## Do this
Reproduce every entry exactly and leave its pictures out.

## Data entries
==*==

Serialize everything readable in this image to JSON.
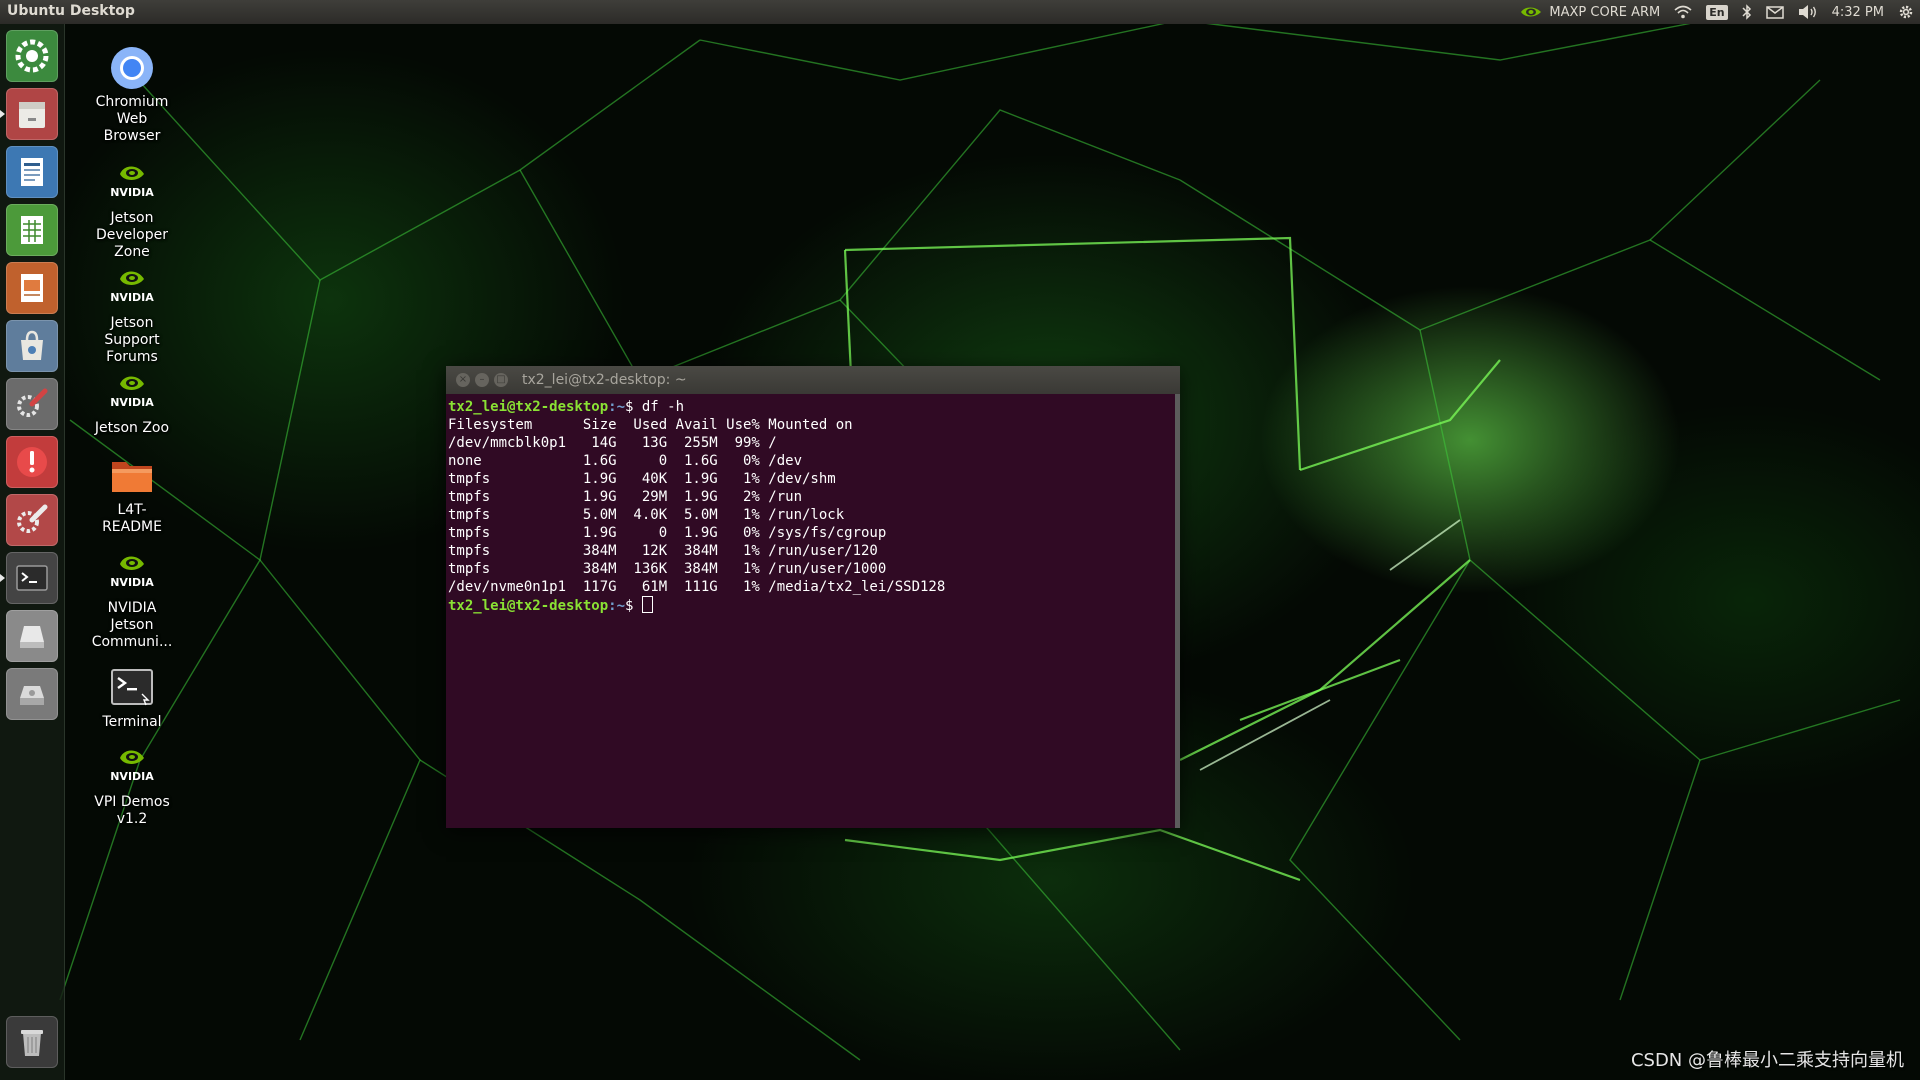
{
  "top_panel": {
    "title": "Ubuntu Desktop",
    "power_mode": "MAXP CORE ARM",
    "keyboard_layout": "En",
    "time": "4:32 PM",
    "icons": [
      "nvidia-icon",
      "wifi-icon",
      "bluetooth-icon",
      "mail-icon",
      "volume-icon",
      "gear-icon"
    ]
  },
  "launcher": {
    "items": [
      {
        "name": "launcher-system-settings",
        "icon": "settings-circle-icon"
      },
      {
        "name": "launcher-files",
        "icon": "file-cabinet-icon"
      },
      {
        "name": "launcher-writer",
        "icon": "document-icon"
      },
      {
        "name": "launcher-calc",
        "icon": "spreadsheet-icon"
      },
      {
        "name": "launcher-impress",
        "icon": "presentation-icon"
      },
      {
        "name": "launcher-software",
        "icon": "shopping-bag-icon"
      },
      {
        "name": "launcher-settings-tools",
        "icon": "tools-icon"
      },
      {
        "name": "launcher-error-report",
        "icon": "warning-icon"
      },
      {
        "name": "launcher-tools",
        "icon": "tools-icon"
      },
      {
        "name": "launcher-terminal",
        "icon": "terminal-icon"
      },
      {
        "name": "launcher-drive",
        "icon": "drive-icon"
      },
      {
        "name": "launcher-disk",
        "icon": "disk-icon"
      },
      {
        "name": "launcher-trash",
        "icon": "trash-icon"
      }
    ]
  },
  "desktop_icons": [
    {
      "label": "Chromium\nWeb\nBrowser",
      "icon": "chromium-icon"
    },
    {
      "label": "Jetson\nDeveloper\nZone",
      "icon": "nvidia-icon"
    },
    {
      "label": "Jetson\nSupport\nForums",
      "icon": "nvidia-icon"
    },
    {
      "label": "Jetson Zoo",
      "icon": "nvidia-icon"
    },
    {
      "label": "L4T-\nREADME",
      "icon": "folder-icon"
    },
    {
      "label": "NVIDIA\nJetson\nCommuni...",
      "icon": "nvidia-icon"
    },
    {
      "label": "Terminal",
      "icon": "terminal-icon"
    },
    {
      "label": "VPI Demos\nv1.2",
      "icon": "nvidia-icon"
    }
  ],
  "nvidia_logo_text": "NVIDIA",
  "terminal": {
    "title": "tx2_lei@tx2-desktop: ~",
    "prompt_user": "tx2_lei@tx2-desktop",
    "prompt_path": ":~",
    "prompt_symbol": "$ ",
    "command": "df -h",
    "output_lines": [
      "Filesystem      Size  Used Avail Use% Mounted on",
      "/dev/mmcblk0p1   14G   13G  255M  99% /",
      "none            1.6G     0  1.6G   0% /dev",
      "tmpfs           1.9G   40K  1.9G   1% /dev/shm",
      "tmpfs           1.9G   29M  1.9G   2% /run",
      "tmpfs           5.0M  4.0K  5.0M   1% /run/lock",
      "tmpfs           1.9G     0  1.9G   0% /sys/fs/cgroup",
      "tmpfs           384M   12K  384M   1% /run/user/120",
      "tmpfs           384M  136K  384M   1% /run/user/1000",
      "/dev/nvme0n1p1  117G   61M  111G   1% /media/tx2_lei/SSD128"
    ]
  },
  "watermark": "CSDN @鲁棒最小二乘支持向量机"
}
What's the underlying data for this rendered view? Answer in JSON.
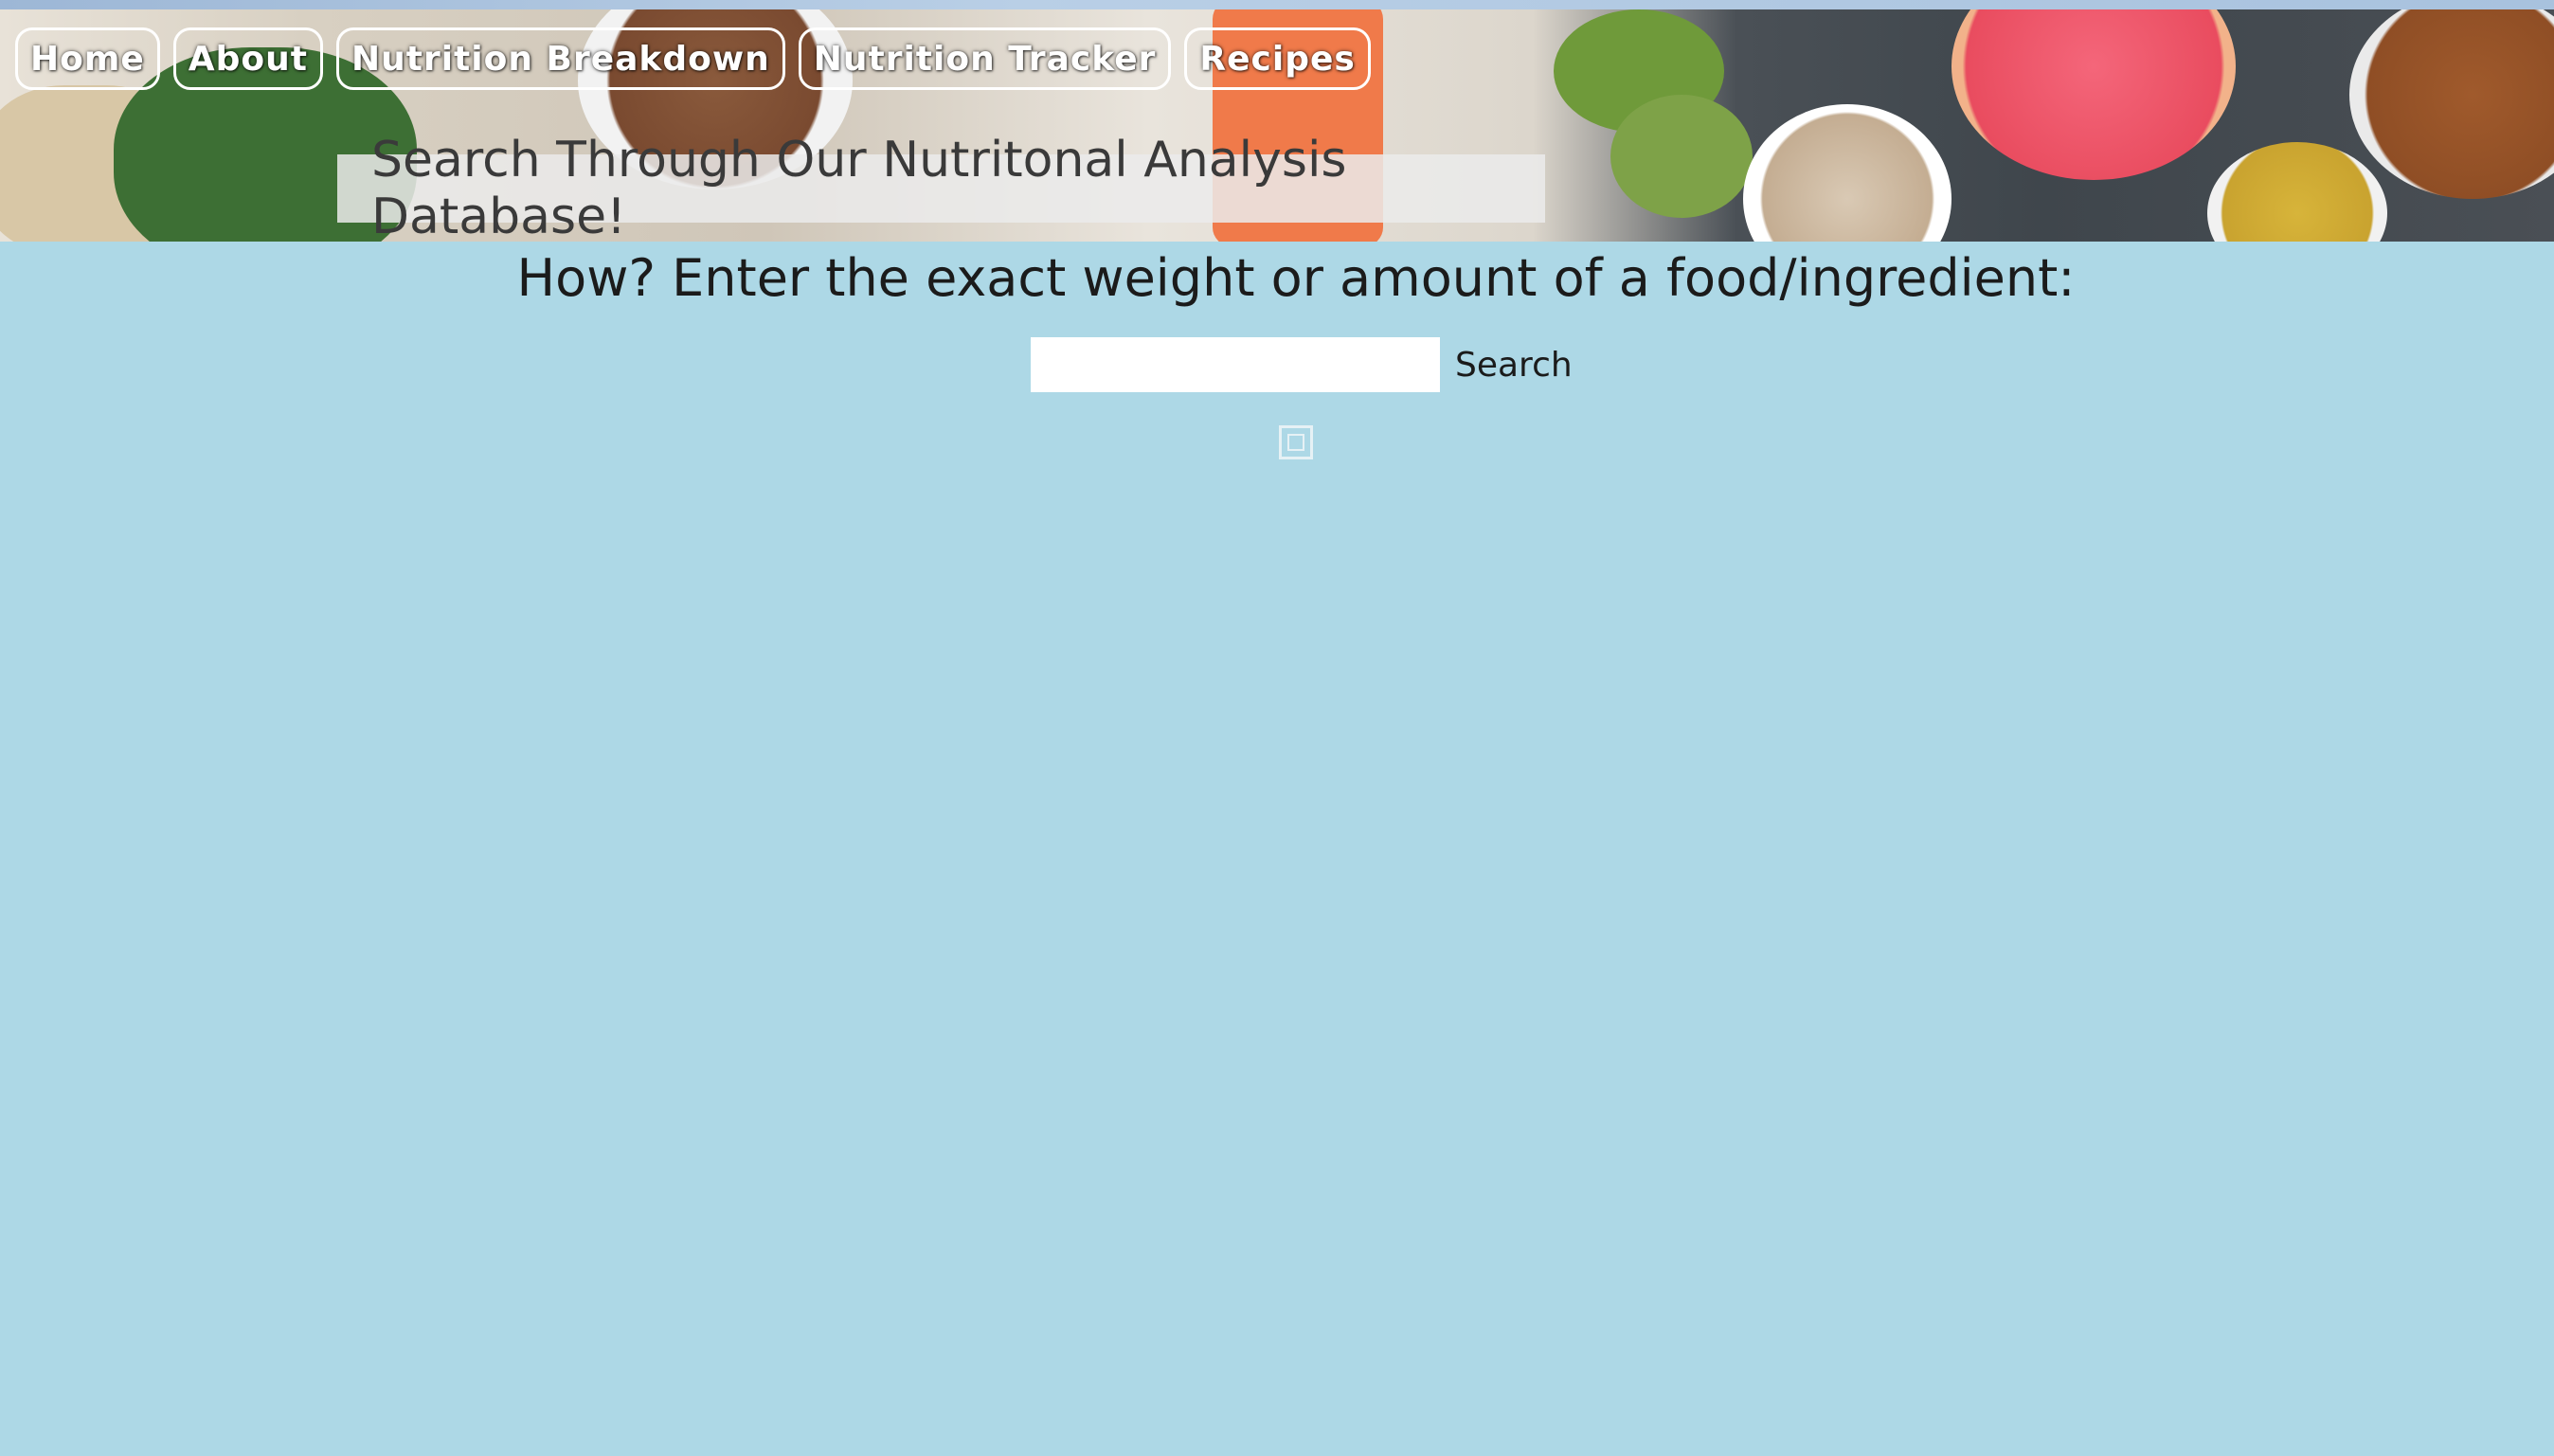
{
  "nav": {
    "items": [
      {
        "label": "Home"
      },
      {
        "label": "About"
      },
      {
        "label": "Nutrition Breakdown"
      },
      {
        "label": "Nutrition Tracker"
      },
      {
        "label": "Recipes"
      }
    ]
  },
  "banner": {
    "title": "Search Through Our Nutritonal Analysis Database!"
  },
  "main": {
    "instructions": "How? Enter the exact weight or amount of a food/ingredient:",
    "search": {
      "value": "",
      "placeholder": "",
      "button_label": "Search"
    },
    "result_image_icon": "image-placeholder-icon"
  },
  "colors": {
    "page_background": "#add8e6",
    "nav_text": "#ffffff"
  }
}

==*==

## Output below
Serialize everything readable in this image to JSON.
{
  "top_panel": {
    "title": "Ubuntu Desktop",
    "power_mode": "MAXP CORE ARM",
    "keyboard_layout": "En",
    "time": "4:32 PM",
    "icons": [
      "nvidia-icon",
      "wifi-icon",
      "bluetooth-icon",
      "mail-icon",
      "volume-icon",
      "gear-icon"
    ]
  },
  "launcher": {
    "items": [
      {
        "name": "launcher-system-settings",
        "icon": "settings-circle-icon"
      },
      {
        "name": "launcher-files",
        "icon": "file-cabinet-icon"
      },
      {
        "name": "launcher-writer",
        "icon": "document-icon"
      },
      {
        "name": "launcher-calc",
        "icon": "spreadsheet-icon"
      },
      {
        "name": "launcher-impress",
        "icon": "presentation-icon"
      },
      {
        "name": "launcher-software",
        "icon": "shopping-bag-icon"
      },
      {
        "name": "launcher-settings-tools",
        "icon": "tools-icon"
      },
      {
        "name": "launcher-error-report",
        "icon": "warning-icon"
      },
      {
        "name": "launcher-tools",
        "icon": "tools-icon"
      },
      {
        "name": "launcher-terminal",
        "icon": "terminal-icon"
      },
      {
        "name": "launcher-drive",
        "icon": "drive-icon"
      },
      {
        "name": "launcher-disk",
        "icon": "disk-icon"
      },
      {
        "name": "launcher-trash",
        "icon": "trash-icon"
      }
    ]
  },
  "desktop_icons": [
    {
      "label": "Chromium\nWeb\nBrowser",
      "icon": "chromium-icon"
    },
    {
      "label": "Jetson\nDeveloper\nZone",
      "icon": "nvidia-icon"
    },
    {
      "label": "Jetson\nSupport\nForums",
      "icon": "nvidia-icon"
    },
    {
      "label": "Jetson Zoo",
      "icon": "nvidia-icon"
    },
    {
      "label": "L4T-\nREADME",
      "icon": "folder-icon"
    },
    {
      "label": "NVIDIA\nJetson\nCommuni...",
      "icon": "nvidia-icon"
    },
    {
      "label": "Terminal",
      "icon": "terminal-icon"
    },
    {
      "label": "VPI Demos\nv1.2",
      "icon": "nvidia-icon"
    }
  ],
  "nvidia_logo_text": "NVIDIA",
  "terminal": {
    "title": "tx2_lei@tx2-desktop: ~",
    "prompt_user": "tx2_lei@tx2-desktop",
    "prompt_path": ":~",
    "prompt_symbol": "$ ",
    "command": "df -h",
    "output_lines": [
      "Filesystem      Size  Used Avail Use% Mounted on",
      "/dev/mmcblk0p1   14G   13G  255M  99% /",
      "none            1.6G     0  1.6G   0% /dev",
      "tmpfs           1.9G   40K  1.9G   1% /dev/shm",
      "tmpfs           1.9G   29M  1.9G   2% /run",
      "tmpfs           5.0M  4.0K  5.0M   1% /run/lock",
      "tmpfs           1.9G     0  1.9G   0% /sys/fs/cgroup",
      "tmpfs           384M   12K  384M   1% /run/user/120",
      "tmpfs           384M  136K  384M   1% /run/user/1000",
      "/dev/nvme0n1p1  117G   61M  111G   1% /media/tx2_lei/SSD128"
    ]
  },
  "watermark": "CSDN @鲁棒最小二乘支持向量机"
}
What's the underlying data for this rendered view? Answer in JSON.
{
  "nav": {
    "items": [
      {
        "label": "Home"
      },
      {
        "label": "About"
      },
      {
        "label": "Nutrition Breakdown"
      },
      {
        "label": "Nutrition Tracker"
      },
      {
        "label": "Recipes"
      }
    ]
  },
  "banner": {
    "title": "Search Through Our Nutritonal Analysis Database!"
  },
  "main": {
    "instructions": "How? Enter the exact weight or amount of a food/ingredient:",
    "search": {
      "value": "",
      "placeholder": "",
      "button_label": "Search"
    },
    "result_image_icon": "image-placeholder-icon"
  },
  "colors": {
    "page_background": "#add8e6",
    "nav_text": "#ffffff"
  }
}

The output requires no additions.